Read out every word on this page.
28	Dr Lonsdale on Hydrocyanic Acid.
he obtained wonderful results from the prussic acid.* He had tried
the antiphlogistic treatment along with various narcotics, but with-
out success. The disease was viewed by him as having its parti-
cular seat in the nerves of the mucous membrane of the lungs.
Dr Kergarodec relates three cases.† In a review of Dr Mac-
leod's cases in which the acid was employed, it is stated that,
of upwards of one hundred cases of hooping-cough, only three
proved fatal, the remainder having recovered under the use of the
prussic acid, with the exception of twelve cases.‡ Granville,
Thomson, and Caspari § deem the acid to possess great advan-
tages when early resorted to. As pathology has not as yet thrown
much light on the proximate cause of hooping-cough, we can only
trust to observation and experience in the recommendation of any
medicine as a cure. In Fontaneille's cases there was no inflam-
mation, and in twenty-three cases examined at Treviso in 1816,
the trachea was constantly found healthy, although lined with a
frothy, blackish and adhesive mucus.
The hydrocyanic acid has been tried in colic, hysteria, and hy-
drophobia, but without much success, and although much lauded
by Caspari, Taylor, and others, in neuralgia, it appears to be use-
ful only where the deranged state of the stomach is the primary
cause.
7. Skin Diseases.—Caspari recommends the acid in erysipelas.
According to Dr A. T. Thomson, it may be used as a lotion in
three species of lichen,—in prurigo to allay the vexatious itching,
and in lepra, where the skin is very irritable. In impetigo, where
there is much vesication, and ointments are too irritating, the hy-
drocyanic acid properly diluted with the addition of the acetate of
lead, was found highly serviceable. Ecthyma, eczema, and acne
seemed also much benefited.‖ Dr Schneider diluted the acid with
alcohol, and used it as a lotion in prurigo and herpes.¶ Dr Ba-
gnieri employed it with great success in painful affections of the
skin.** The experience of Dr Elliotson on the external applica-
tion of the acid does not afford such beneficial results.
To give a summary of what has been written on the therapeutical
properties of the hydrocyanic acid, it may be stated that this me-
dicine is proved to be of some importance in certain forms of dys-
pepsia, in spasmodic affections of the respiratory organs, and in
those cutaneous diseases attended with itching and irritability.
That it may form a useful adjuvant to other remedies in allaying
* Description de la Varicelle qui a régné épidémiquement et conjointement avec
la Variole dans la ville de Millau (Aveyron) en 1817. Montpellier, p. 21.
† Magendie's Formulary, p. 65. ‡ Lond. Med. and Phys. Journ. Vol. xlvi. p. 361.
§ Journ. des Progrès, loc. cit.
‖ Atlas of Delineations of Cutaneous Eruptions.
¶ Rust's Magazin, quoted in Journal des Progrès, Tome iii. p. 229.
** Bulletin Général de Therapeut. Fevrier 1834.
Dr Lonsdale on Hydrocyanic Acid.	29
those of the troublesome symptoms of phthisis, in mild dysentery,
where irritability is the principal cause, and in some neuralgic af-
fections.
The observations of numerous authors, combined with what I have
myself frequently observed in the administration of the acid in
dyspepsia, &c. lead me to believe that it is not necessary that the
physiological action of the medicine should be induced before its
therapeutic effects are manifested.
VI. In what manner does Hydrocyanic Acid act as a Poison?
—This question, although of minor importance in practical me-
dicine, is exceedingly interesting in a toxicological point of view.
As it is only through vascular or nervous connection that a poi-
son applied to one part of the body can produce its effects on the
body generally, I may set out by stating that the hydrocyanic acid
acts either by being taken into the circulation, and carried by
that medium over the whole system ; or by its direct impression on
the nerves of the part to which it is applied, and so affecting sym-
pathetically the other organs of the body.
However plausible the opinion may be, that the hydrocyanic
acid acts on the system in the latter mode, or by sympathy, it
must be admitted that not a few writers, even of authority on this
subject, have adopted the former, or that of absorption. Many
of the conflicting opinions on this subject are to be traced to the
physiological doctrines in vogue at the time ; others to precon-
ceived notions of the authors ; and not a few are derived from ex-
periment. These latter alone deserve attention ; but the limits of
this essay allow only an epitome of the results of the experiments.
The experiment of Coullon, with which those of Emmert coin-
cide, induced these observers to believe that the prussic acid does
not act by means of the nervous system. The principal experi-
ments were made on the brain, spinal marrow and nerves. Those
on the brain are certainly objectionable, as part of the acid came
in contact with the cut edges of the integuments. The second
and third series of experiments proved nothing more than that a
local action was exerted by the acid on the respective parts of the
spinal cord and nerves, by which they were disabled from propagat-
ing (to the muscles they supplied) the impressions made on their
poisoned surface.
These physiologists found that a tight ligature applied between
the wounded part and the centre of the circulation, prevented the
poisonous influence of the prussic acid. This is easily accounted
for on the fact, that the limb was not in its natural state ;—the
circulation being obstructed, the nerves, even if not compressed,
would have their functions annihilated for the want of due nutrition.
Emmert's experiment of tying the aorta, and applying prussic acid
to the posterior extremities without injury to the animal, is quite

§ **EXERCISE DIRECTIONS**
Word for word, extract all the records.

§ **RESULT OF THIS EXERCISE**
Read out every word on this page.
28	Dr Lonsdale on Hydrocyanic Acid.
he obtained wonderful results from the prussic acid.* He had tried
the antiphlogistic treatment along with various narcotics, but with-
out success. The disease was viewed by him as having its parti-
cular seat in the nerves of the mucous membrane of the lungs.
Dr Kergarodec relates three cases.† In a review of Dr Mac-
leod's cases in which the acid was employed, it is stated that,
of upwards of one hundred cases of hooping-cough, only three
proved fatal, the remainder having recovered under the use of the
prussic acid, with the exception of twelve cases.‡ Granville,
Thomson, and Caspari § deem the acid to possess great advan-
tages when early resorted to. As pathology has not as yet thrown
much light on the proximate cause of hooping-cough, we can only
trust to observation and experience in the recommendation of any
medicine as a cure. In Fontaneille's cases there was no inflam-
mation, and in twenty-three cases examined at Treviso in 1816,
the trachea was constantly found healthy, although lined with a
frothy, blackish and adhesive mucus.
The hydrocyanic acid has been tried in colic, hysteria, and hy-
drophobia, but without much success, and although much lauded
by Caspari, Taylor, and others, in neuralgia, it appears to be use-
ful only where the deranged state of the stomach is the primary
cause.
7. Skin Diseases.—Caspari recommends the acid in erysipelas.
According to Dr A. T. Thomson, it may be used as a lotion in
three species of lichen,—in prurigo to allay the vexatious itching,
and in lepra, where the skin is very irritable. In impetigo, where
there is much vesication, and ointments are too irritating, the hy-
drocyanic acid properly diluted with the addition of the acetate of
lead, was found highly serviceable. Ecthyma, eczema, and acne
seemed also much benefited.‖ Dr Schneider diluted the acid with
alcohol, and used it as a lotion in prurigo and herpes.¶ Dr Ba-
gnieri employed it with great success in painful affections of the
skin.** The experience of Dr Elliotson on the external applica-
tion of the acid does not afford such beneficial results.
To give a summary of what has been written on the therapeutical
properties of the hydrocyanic acid, it may be stated that this me-
dicine is proved to be of some importance in certain forms of dys-
pepsia, in spasmodic affections of the respiratory organs, and in
those cutaneous diseases attended with itching and irritability.
That it may form a useful adjuvant to other remedies in allaying
* Description de la Varicelle qui a régné épidémiquement et conjointement avec
la Variole dans la ville de Millau (Aveyron) en 1817. Montpellier, p. 21.
† Magendie's Formulary, p. 65. ‡ Lond. Med. and Phys. Journ. Vol. xlvi. p. 361.
§ Journ. des Progrès, loc. cit.
‖ Atlas of Delineations of Cutaneous Eruptions.
¶ Rust's Magazin, quoted in Journal des Progrès, Tome iii. p. 229.
** Bulletin Général de Therapeut. Fevrier 1834.
Dr Lonsdale on Hydrocyanic Acid.	29
those of the troublesome symptoms of phthisis, in mild dysentery,
where irritability is the principal cause, and in some neuralgic af-
fections.
The observations of numerous authors, combined with what I have
myself frequently observed in the administration of the acid in
dyspepsia, &c. lead me to believe that it is not necessary that the
physiological action of the medicine should be induced before its
therapeutic effects are manifested.
VI. In what manner does Hydrocyanic Acid act as a Poison?
—This question, although of minor importance in practical me-
dicine, is exceedingly interesting in a toxicological point of view.
As it is only through vascular or nervous connection that a poi-
son applied to one part of the body can produce its effects on the
body generally, I may set out by stating that the hydrocyanic acid
acts either by being taken into the circulation, and carried by
that medium over the whole system ; or by its direct impression on
the nerves of the part to which it is applied, and so affecting sym-
pathetically the other organs of the body.
However plausible the opinion may be, that the hydrocyanic
acid acts on the system in the latter mode, or by sympathy, it
must be admitted that not a few writers, even of authority on this
subject, have adopted the former, or that of absorption. Many
of the conflicting opinions on this subject are to be traced to the
physiological doctrines in vogue at the time ; others to precon-
ceived notions of the authors ; and not a few are derived from ex-
periment. These latter alone deserve attention ; but the limits of
this essay allow only an epitome of the results of the experiments.
The experiment of Coullon, with which those of Emmert coin-
cide, induced these observers to believe that the prussic acid does
not act by means of the nervous system. The principal experi-
ments were made on the brain, spinal marrow and nerves. Those
on the brain are certainly objectionable, as part of the acid came
in contact with the cut edges of the integuments. The second
and third series of experiments proved nothing more than that a
local action was exerted by the acid on the respective parts of the
spinal cord and nerves, by which they were disabled from propagat-
ing (to the muscles they supplied) the impressions made on their
poisoned surface.
These physiologists found that a tight ligature applied between
the wounded part and the centre of the circulation, prevented the
poisonous influence of the prussic acid. This is easily accounted
for on the fact, that the limb was not in its natural state ;—the
circulation being obstructed, the nerves, even if not compressed,
would have their functions annihilated for the want of due nutrition.
Emmert's experiment of tying the aorta, and applying prussic acid
to the posterior extremities without injury to the animal, is quite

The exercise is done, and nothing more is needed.